- _Provided information_
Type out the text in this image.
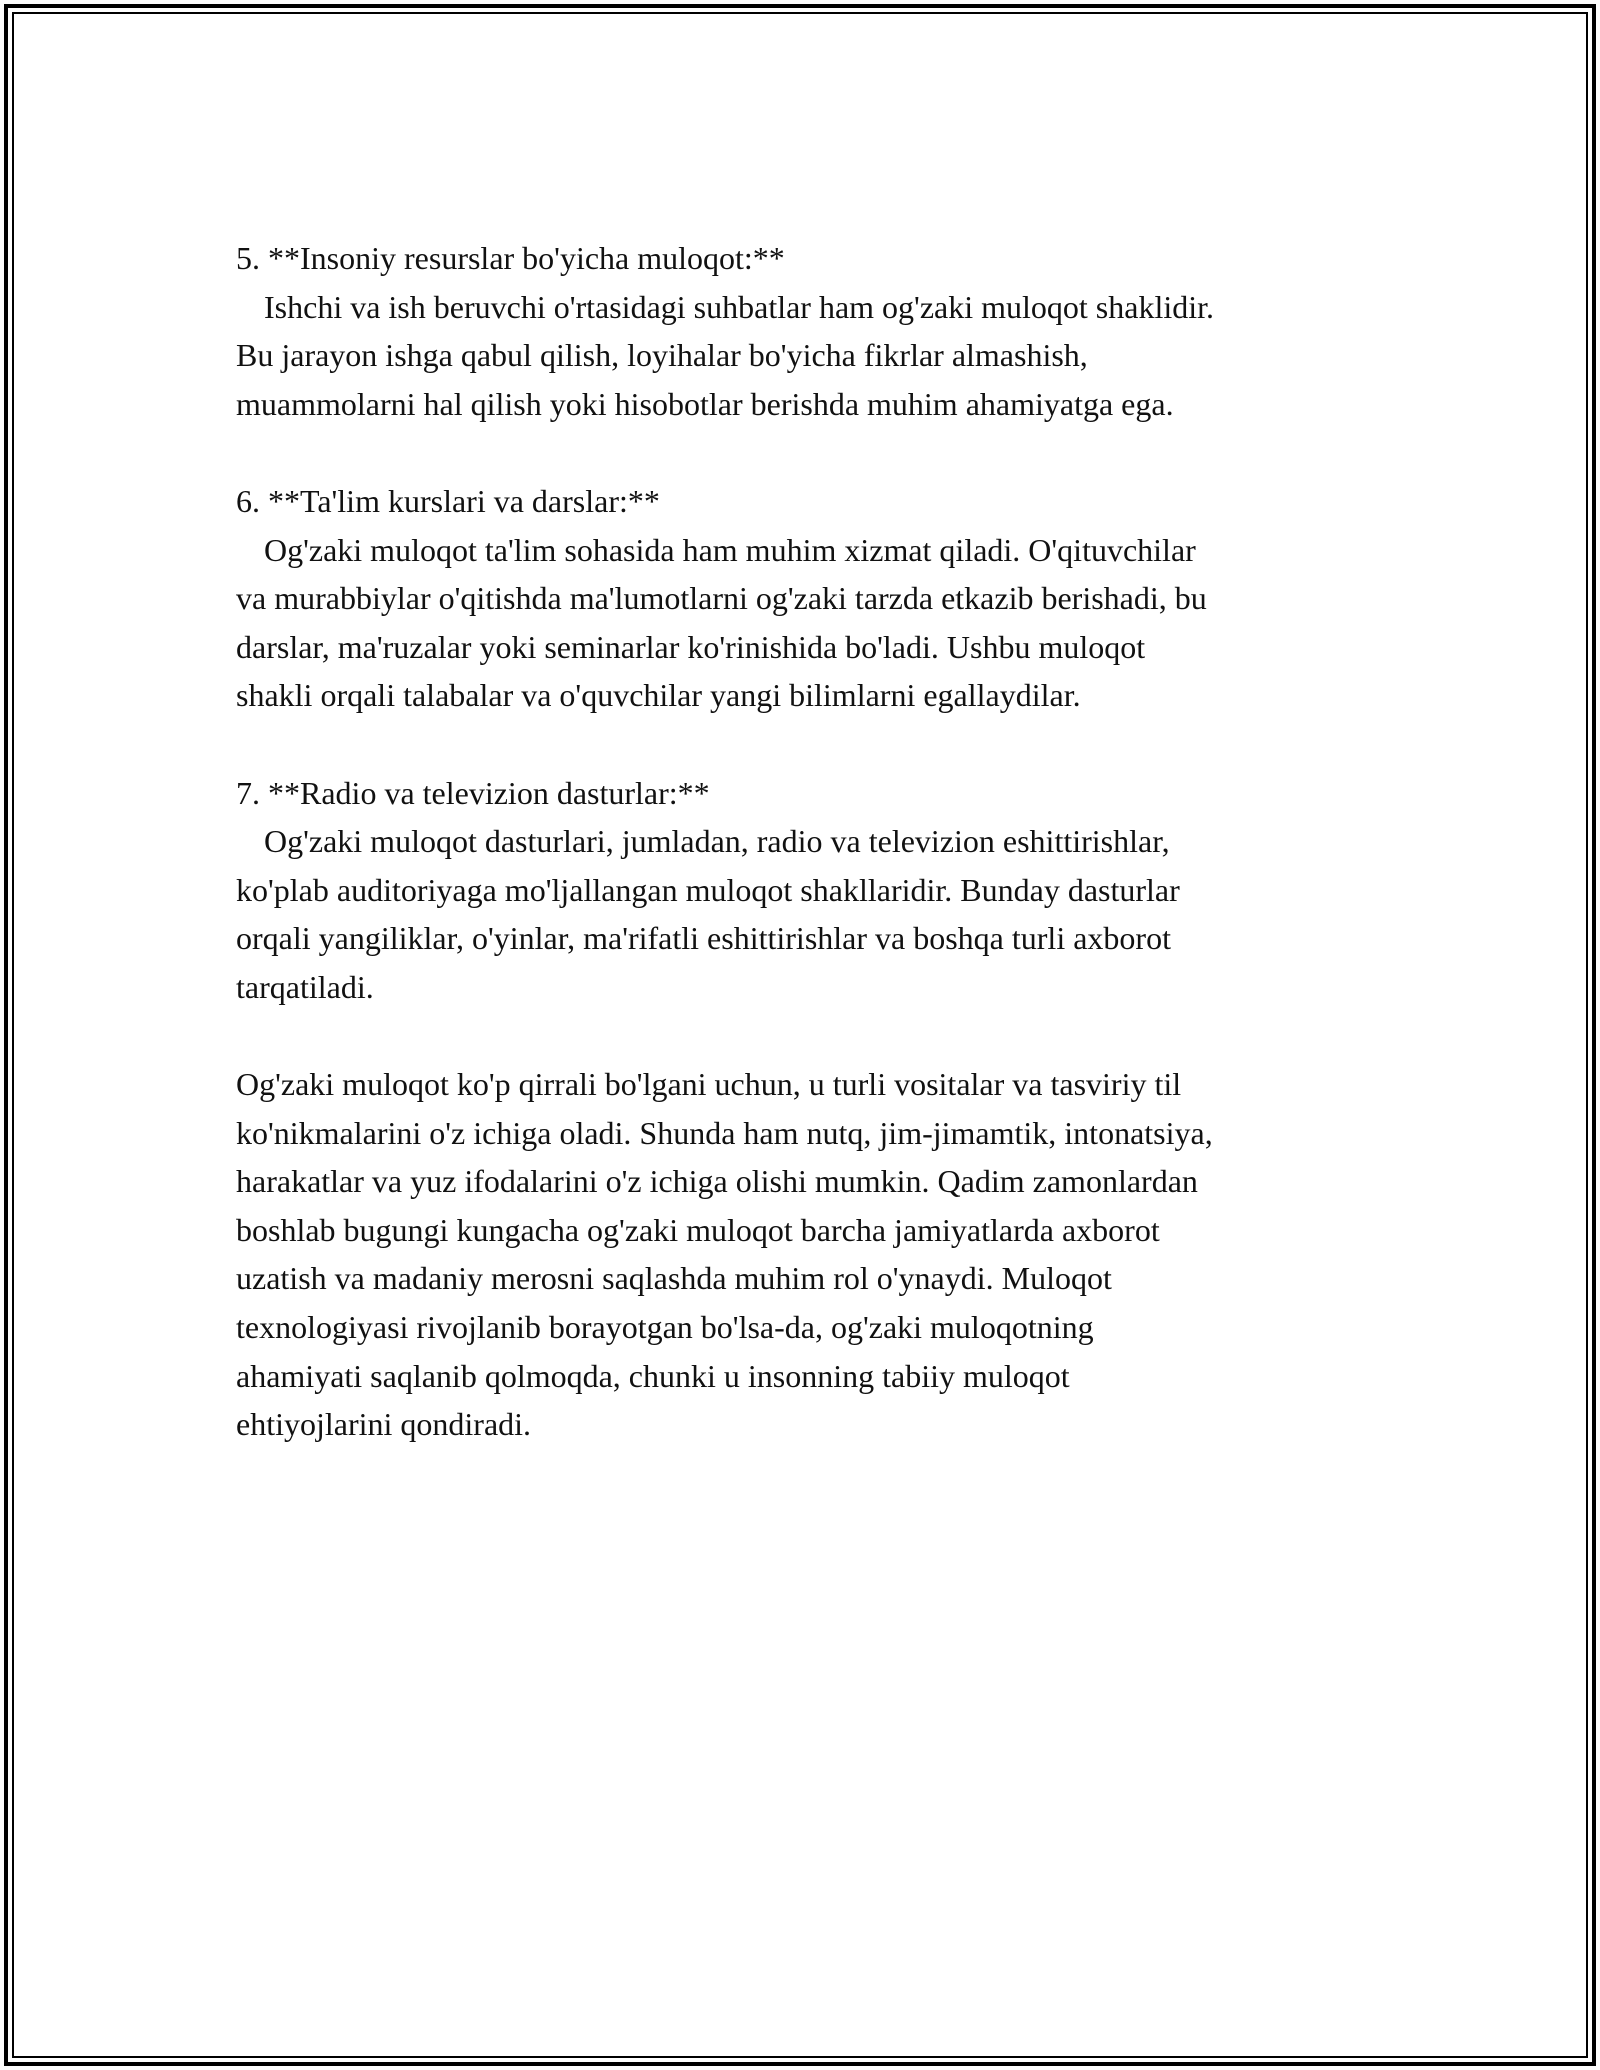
5. **Insoniy resurslar bo'yicha muloqot:**
Ishchi va ish beruvchi o'rtasidagi suhbatlar ham og'zaki muloqot shaklidir.
Bu jarayon ishga qabul qilish, loyihalar bo'yicha fikrlar almashish,
muammolarni hal qilish yoki hisobotlar berishda muhim ahamiyatga ega.
6. **Ta'lim kurslari va darslar:**
Og'zaki muloqot ta'lim sohasida ham muhim xizmat qiladi. O'qituvchilar
va murabbiylar o'qitishda ma'lumotlarni og'zaki tarzda etkazib berishadi, bu
darslar, ma'ruzalar yoki seminarlar ko'rinishida bo'ladi. Ushbu muloqot
shakli orqali talabalar va o'quvchilar yangi bilimlarni egallaydilar.
7. **Radio va televizion dasturlar:**
Og'zaki muloqot dasturlari, jumladan, radio va televizion eshittirishlar,
ko'plab auditoriyaga mo'ljallangan muloqot shakllaridir. Bunday dasturlar
orqali yangiliklar, o'yinlar, ma'rifatli eshittirishlar va boshqa turli axborot
tarqatiladi.
Og'zaki muloqot ko'p qirrali bo'lgani uchun, u turli vositalar va tasviriy til
ko'nikmalarini o'z ichiga oladi. Shunda ham nutq, jim-jimamtik, intonatsiya,
harakatlar va yuz ifodalarini o'z ichiga olishi mumkin. Qadim zamonlardan
boshlab bugungi kungacha og'zaki muloqot barcha jamiyatlarda axborot
uzatish va madaniy merosni saqlashda muhim rol o'ynaydi. Muloqot
texnologiyasi rivojlanib borayotgan bo'lsa-da, og'zaki muloqotning
ahamiyati saqlanib qolmoqda, chunki u insonning tabiiy muloqot
ehtiyojlarini qondiradi.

- _Short problem_
Omit every picture, and otherwise quote the entries exactly.

- _Reply_
Type out the text in this image.
5. **Insoniy resurslar bo'yicha muloqot:**
Ishchi va ish beruvchi o'rtasidagi suhbatlar ham og'zaki muloqot shaklidir.
Bu jarayon ishga qabul qilish, loyihalar bo'yicha fikrlar almashish,
muammolarni hal qilish yoki hisobotlar berishda muhim ahamiyatga ega.
6. **Ta'lim kurslari va darslar:**
Og'zaki muloqot ta'lim sohasida ham muhim xizmat qiladi. O'qituvchilar
va murabbiylar o'qitishda ma'lumotlarni og'zaki tarzda etkazib berishadi, bu
darslar, ma'ruzalar yoki seminarlar ko'rinishida bo'ladi. Ushbu muloqot
shakli orqali talabalar va o'quvchilar yangi bilimlarni egallaydilar.
7. **Radio va televizion dasturlar:**
Og'zaki muloqot dasturlari, jumladan, radio va televizion eshittirishlar,
ko'plab auditoriyaga mo'ljallangan muloqot shakllaridir. Bunday dasturlar
orqali yangiliklar, o'yinlar, ma'rifatli eshittirishlar va boshqa turli axborot
tarqatiladi.
Og'zaki muloqot ko'p qirrali bo'lgani uchun, u turli vositalar va tasviriy til
ko'nikmalarini o'z ichiga oladi. Shunda ham nutq, jim-jimamtik, intonatsiya,
harakatlar va yuz ifodalarini o'z ichiga olishi mumkin. Qadim zamonlardan
boshlab bugungi kungacha og'zaki muloqot barcha jamiyatlarda axborot
uzatish va madaniy merosni saqlashda muhim rol o'ynaydi. Muloqot
texnologiyasi rivojlanib borayotgan bo'lsa-da, og'zaki muloqotning
ahamiyati saqlanib qolmoqda, chunki u insonning tabiiy muloqot
ehtiyojlarini qondiradi.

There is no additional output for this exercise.